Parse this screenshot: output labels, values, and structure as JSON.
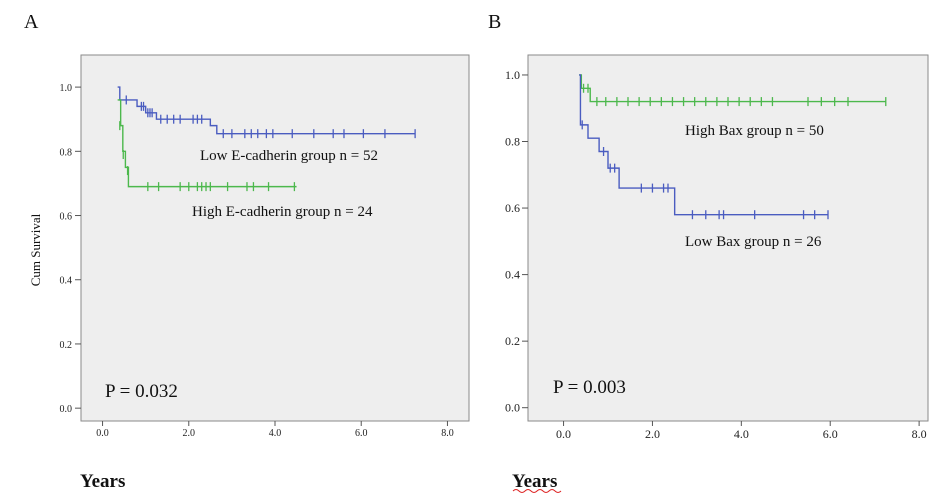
{
  "chart_data": [
    {
      "type": "line",
      "panel_label": "A",
      "xlabel": "Years",
      "ylabel": "Cum Survival",
      "xlim": [
        -0.5,
        8.5
      ],
      "ylim": [
        -0.04,
        1.1
      ],
      "x_ticks": [
        "0.0",
        "2.0",
        "4.0",
        "6.0",
        "8.0"
      ],
      "y_ticks": [
        "0.0",
        "0.2",
        "0.4",
        "0.6",
        "0.8",
        "1.0"
      ],
      "p_value": "P = 0.032",
      "series": [
        {
          "name": "Low E-cadherin group  n = 52",
          "color": "#4a5cc0",
          "steps": [
            [
              0.35,
              1.0
            ],
            [
              0.4,
              0.96
            ],
            [
              0.8,
              0.94
            ],
            [
              1.0,
              0.92
            ],
            [
              1.25,
              0.9
            ],
            [
              2.5,
              0.88
            ],
            [
              2.65,
              0.855
            ],
            [
              7.25,
              0.855
            ]
          ],
          "censored": [
            [
              0.55,
              0.96
            ],
            [
              0.9,
              0.94
            ],
            [
              0.95,
              0.94
            ],
            [
              1.05,
              0.92
            ],
            [
              1.1,
              0.92
            ],
            [
              1.15,
              0.92
            ],
            [
              1.35,
              0.9
            ],
            [
              1.5,
              0.9
            ],
            [
              1.65,
              0.9
            ],
            [
              1.8,
              0.9
            ],
            [
              2.1,
              0.9
            ],
            [
              2.2,
              0.9
            ],
            [
              2.3,
              0.9
            ],
            [
              2.8,
              0.855
            ],
            [
              3.0,
              0.855
            ],
            [
              3.3,
              0.855
            ],
            [
              3.45,
              0.855
            ],
            [
              3.6,
              0.855
            ],
            [
              3.8,
              0.855
            ],
            [
              3.95,
              0.855
            ],
            [
              4.4,
              0.855
            ],
            [
              4.9,
              0.855
            ],
            [
              5.35,
              0.855
            ],
            [
              5.6,
              0.855
            ],
            [
              6.05,
              0.855
            ],
            [
              6.55,
              0.855
            ],
            [
              7.25,
              0.855
            ]
          ]
        },
        {
          "name": "High E-cadherin group  n = 24",
          "color": "#4cb84c",
          "steps": [
            [
              0.35,
              0.96
            ],
            [
              0.42,
              0.88
            ],
            [
              0.47,
              0.8
            ],
            [
              0.53,
              0.75
            ],
            [
              0.6,
              0.69
            ],
            [
              4.5,
              0.69
            ]
          ],
          "censored": [
            [
              0.4,
              0.88
            ],
            [
              0.48,
              0.79
            ],
            [
              0.58,
              0.74
            ],
            [
              1.05,
              0.69
            ],
            [
              1.3,
              0.69
            ],
            [
              1.8,
              0.69
            ],
            [
              2.0,
              0.69
            ],
            [
              2.2,
              0.69
            ],
            [
              2.3,
              0.69
            ],
            [
              2.4,
              0.69
            ],
            [
              2.5,
              0.69
            ],
            [
              2.9,
              0.69
            ],
            [
              3.35,
              0.69
            ],
            [
              3.5,
              0.69
            ],
            [
              3.85,
              0.69
            ],
            [
              4.45,
              0.69
            ]
          ]
        }
      ]
    },
    {
      "type": "line",
      "panel_label": "B",
      "xlabel": "Years",
      "ylabel": "",
      "xlim": [
        -0.8,
        8.2
      ],
      "ylim": [
        -0.04,
        1.06
      ],
      "x_ticks": [
        "0.0",
        "2.0",
        "4.0",
        "6.0",
        "8.0"
      ],
      "y_ticks": [
        "0.0",
        "0.2",
        "0.4",
        "0.6",
        "0.8",
        "1.0"
      ],
      "p_value": "P = 0.003",
      "series": [
        {
          "name": "High Bax group  n = 50",
          "color": "#4cb84c",
          "steps": [
            [
              0.35,
              1.0
            ],
            [
              0.4,
              0.96
            ],
            [
              0.6,
              0.92
            ],
            [
              7.25,
              0.92
            ]
          ],
          "censored": [
            [
              0.45,
              0.96
            ],
            [
              0.55,
              0.96
            ],
            [
              0.75,
              0.92
            ],
            [
              0.95,
              0.92
            ],
            [
              1.2,
              0.92
            ],
            [
              1.45,
              0.92
            ],
            [
              1.7,
              0.92
            ],
            [
              1.95,
              0.92
            ],
            [
              2.2,
              0.92
            ],
            [
              2.45,
              0.92
            ],
            [
              2.7,
              0.92
            ],
            [
              2.95,
              0.92
            ],
            [
              3.2,
              0.92
            ],
            [
              3.45,
              0.92
            ],
            [
              3.7,
              0.92
            ],
            [
              3.95,
              0.92
            ],
            [
              4.2,
              0.92
            ],
            [
              4.45,
              0.92
            ],
            [
              4.7,
              0.92
            ],
            [
              5.5,
              0.92
            ],
            [
              5.8,
              0.92
            ],
            [
              6.1,
              0.92
            ],
            [
              6.4,
              0.92
            ],
            [
              7.25,
              0.92
            ]
          ]
        },
        {
          "name": "Low Bax group  n = 26",
          "color": "#4a5cc0",
          "steps": [
            [
              0.35,
              1.0
            ],
            [
              0.38,
              0.85
            ],
            [
              0.55,
              0.81
            ],
            [
              0.8,
              0.77
            ],
            [
              1.0,
              0.72
            ],
            [
              1.25,
              0.66
            ],
            [
              2.5,
              0.58
            ],
            [
              5.95,
              0.58
            ]
          ],
          "censored": [
            [
              0.42,
              0.85
            ],
            [
              0.9,
              0.77
            ],
            [
              1.05,
              0.72
            ],
            [
              1.15,
              0.72
            ],
            [
              1.75,
              0.66
            ],
            [
              2.0,
              0.66
            ],
            [
              2.25,
              0.66
            ],
            [
              2.35,
              0.66
            ],
            [
              2.9,
              0.58
            ],
            [
              3.2,
              0.58
            ],
            [
              3.5,
              0.58
            ],
            [
              3.6,
              0.58
            ],
            [
              4.3,
              0.58
            ],
            [
              5.4,
              0.58
            ],
            [
              5.65,
              0.58
            ],
            [
              5.95,
              0.58
            ]
          ]
        }
      ]
    }
  ]
}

——

Leave the pictures out, and transcribe each of the records exactly.

- _Solved problem_
Parse this screenshot: output labels, values, and structure as JSON.
{
  "chart_data": [
    {
      "type": "line",
      "panel_label": "A",
      "xlabel": "Years",
      "ylabel": "Cum Survival",
      "xlim": [
        -0.5,
        8.5
      ],
      "ylim": [
        -0.04,
        1.1
      ],
      "x_ticks": [
        "0.0",
        "2.0",
        "4.0",
        "6.0",
        "8.0"
      ],
      "y_ticks": [
        "0.0",
        "0.2",
        "0.4",
        "0.6",
        "0.8",
        "1.0"
      ],
      "p_value": "P = 0.032",
      "series": [
        {
          "name": "Low E-cadherin group  n = 52",
          "color": "#4a5cc0",
          "steps": [
            [
              0.35,
              1.0
            ],
            [
              0.4,
              0.96
            ],
            [
              0.8,
              0.94
            ],
            [
              1.0,
              0.92
            ],
            [
              1.25,
              0.9
            ],
            [
              2.5,
              0.88
            ],
            [
              2.65,
              0.855
            ],
            [
              7.25,
              0.855
            ]
          ],
          "censored": [
            [
              0.55,
              0.96
            ],
            [
              0.9,
              0.94
            ],
            [
              0.95,
              0.94
            ],
            [
              1.05,
              0.92
            ],
            [
              1.1,
              0.92
            ],
            [
              1.15,
              0.92
            ],
            [
              1.35,
              0.9
            ],
            [
              1.5,
              0.9
            ],
            [
              1.65,
              0.9
            ],
            [
              1.8,
              0.9
            ],
            [
              2.1,
              0.9
            ],
            [
              2.2,
              0.9
            ],
            [
              2.3,
              0.9
            ],
            [
              2.8,
              0.855
            ],
            [
              3.0,
              0.855
            ],
            [
              3.3,
              0.855
            ],
            [
              3.45,
              0.855
            ],
            [
              3.6,
              0.855
            ],
            [
              3.8,
              0.855
            ],
            [
              3.95,
              0.855
            ],
            [
              4.4,
              0.855
            ],
            [
              4.9,
              0.855
            ],
            [
              5.35,
              0.855
            ],
            [
              5.6,
              0.855
            ],
            [
              6.05,
              0.855
            ],
            [
              6.55,
              0.855
            ],
            [
              7.25,
              0.855
            ]
          ]
        },
        {
          "name": "High E-cadherin group  n = 24",
          "color": "#4cb84c",
          "steps": [
            [
              0.35,
              0.96
            ],
            [
              0.42,
              0.88
            ],
            [
              0.47,
              0.8
            ],
            [
              0.53,
              0.75
            ],
            [
              0.6,
              0.69
            ],
            [
              4.5,
              0.69
            ]
          ],
          "censored": [
            [
              0.4,
              0.88
            ],
            [
              0.48,
              0.79
            ],
            [
              0.58,
              0.74
            ],
            [
              1.05,
              0.69
            ],
            [
              1.3,
              0.69
            ],
            [
              1.8,
              0.69
            ],
            [
              2.0,
              0.69
            ],
            [
              2.2,
              0.69
            ],
            [
              2.3,
              0.69
            ],
            [
              2.4,
              0.69
            ],
            [
              2.5,
              0.69
            ],
            [
              2.9,
              0.69
            ],
            [
              3.35,
              0.69
            ],
            [
              3.5,
              0.69
            ],
            [
              3.85,
              0.69
            ],
            [
              4.45,
              0.69
            ]
          ]
        }
      ]
    },
    {
      "type": "line",
      "panel_label": "B",
      "xlabel": "Years",
      "ylabel": "",
      "xlim": [
        -0.8,
        8.2
      ],
      "ylim": [
        -0.04,
        1.06
      ],
      "x_ticks": [
        "0.0",
        "2.0",
        "4.0",
        "6.0",
        "8.0"
      ],
      "y_ticks": [
        "0.0",
        "0.2",
        "0.4",
        "0.6",
        "0.8",
        "1.0"
      ],
      "p_value": "P = 0.003",
      "series": [
        {
          "name": "High Bax group  n = 50",
          "color": "#4cb84c",
          "steps": [
            [
              0.35,
              1.0
            ],
            [
              0.4,
              0.96
            ],
            [
              0.6,
              0.92
            ],
            [
              7.25,
              0.92
            ]
          ],
          "censored": [
            [
              0.45,
              0.96
            ],
            [
              0.55,
              0.96
            ],
            [
              0.75,
              0.92
            ],
            [
              0.95,
              0.92
            ],
            [
              1.2,
              0.92
            ],
            [
              1.45,
              0.92
            ],
            [
              1.7,
              0.92
            ],
            [
              1.95,
              0.92
            ],
            [
              2.2,
              0.92
            ],
            [
              2.45,
              0.92
            ],
            [
              2.7,
              0.92
            ],
            [
              2.95,
              0.92
            ],
            [
              3.2,
              0.92
            ],
            [
              3.45,
              0.92
            ],
            [
              3.7,
              0.92
            ],
            [
              3.95,
              0.92
            ],
            [
              4.2,
              0.92
            ],
            [
              4.45,
              0.92
            ],
            [
              4.7,
              0.92
            ],
            [
              5.5,
              0.92
            ],
            [
              5.8,
              0.92
            ],
            [
              6.1,
              0.92
            ],
            [
              6.4,
              0.92
            ],
            [
              7.25,
              0.92
            ]
          ]
        },
        {
          "name": "Low Bax group  n = 26",
          "color": "#4a5cc0",
          "steps": [
            [
              0.35,
              1.0
            ],
            [
              0.38,
              0.85
            ],
            [
              0.55,
              0.81
            ],
            [
              0.8,
              0.77
            ],
            [
              1.0,
              0.72
            ],
            [
              1.25,
              0.66
            ],
            [
              2.5,
              0.58
            ],
            [
              5.95,
              0.58
            ]
          ],
          "censored": [
            [
              0.42,
              0.85
            ],
            [
              0.9,
              0.77
            ],
            [
              1.05,
              0.72
            ],
            [
              1.15,
              0.72
            ],
            [
              1.75,
              0.66
            ],
            [
              2.0,
              0.66
            ],
            [
              2.25,
              0.66
            ],
            [
              2.35,
              0.66
            ],
            [
              2.9,
              0.58
            ],
            [
              3.2,
              0.58
            ],
            [
              3.5,
              0.58
            ],
            [
              3.6,
              0.58
            ],
            [
              4.3,
              0.58
            ],
            [
              5.4,
              0.58
            ],
            [
              5.65,
              0.58
            ],
            [
              5.95,
              0.58
            ]
          ]
        }
      ]
    }
  ]
}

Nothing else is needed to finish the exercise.